> [WHAT IS NEEDED]:
The records below are split into lines. How many of those lines contain the string "современные"? Reply with the number only.
========================================
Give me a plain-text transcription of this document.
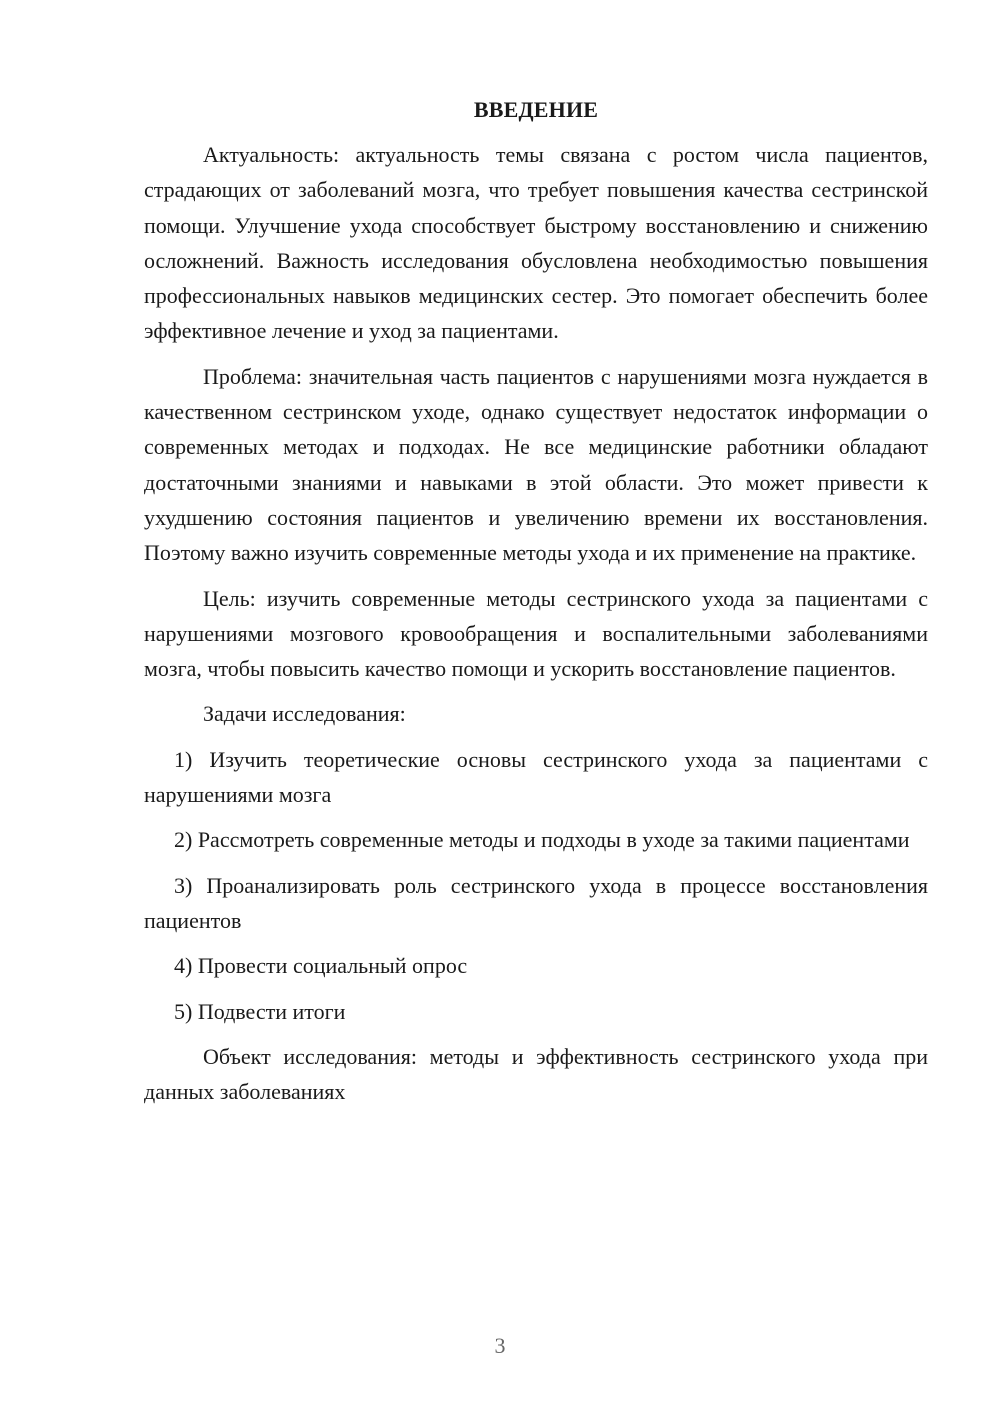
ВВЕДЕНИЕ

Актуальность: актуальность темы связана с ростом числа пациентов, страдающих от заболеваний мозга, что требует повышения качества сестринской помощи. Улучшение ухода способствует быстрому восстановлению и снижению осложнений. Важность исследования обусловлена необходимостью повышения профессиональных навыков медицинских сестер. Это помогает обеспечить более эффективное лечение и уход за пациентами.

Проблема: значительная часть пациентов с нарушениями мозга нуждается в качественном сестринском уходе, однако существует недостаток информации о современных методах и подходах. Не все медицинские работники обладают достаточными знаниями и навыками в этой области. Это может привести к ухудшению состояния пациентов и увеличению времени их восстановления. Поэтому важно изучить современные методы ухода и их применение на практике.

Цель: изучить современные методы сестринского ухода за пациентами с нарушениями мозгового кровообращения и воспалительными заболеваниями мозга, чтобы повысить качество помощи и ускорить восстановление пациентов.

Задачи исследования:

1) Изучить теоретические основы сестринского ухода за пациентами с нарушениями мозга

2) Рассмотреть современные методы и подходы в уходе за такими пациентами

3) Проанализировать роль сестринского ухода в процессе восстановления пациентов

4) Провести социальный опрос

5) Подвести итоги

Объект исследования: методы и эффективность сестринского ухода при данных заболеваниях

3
========================================
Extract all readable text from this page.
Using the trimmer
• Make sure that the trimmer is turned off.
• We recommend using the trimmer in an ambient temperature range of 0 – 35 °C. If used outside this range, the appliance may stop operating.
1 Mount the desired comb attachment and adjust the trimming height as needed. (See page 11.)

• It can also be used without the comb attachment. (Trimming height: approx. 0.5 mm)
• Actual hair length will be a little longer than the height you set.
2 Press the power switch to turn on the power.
========================================
> [RESPONSE TO THE TASK]:
3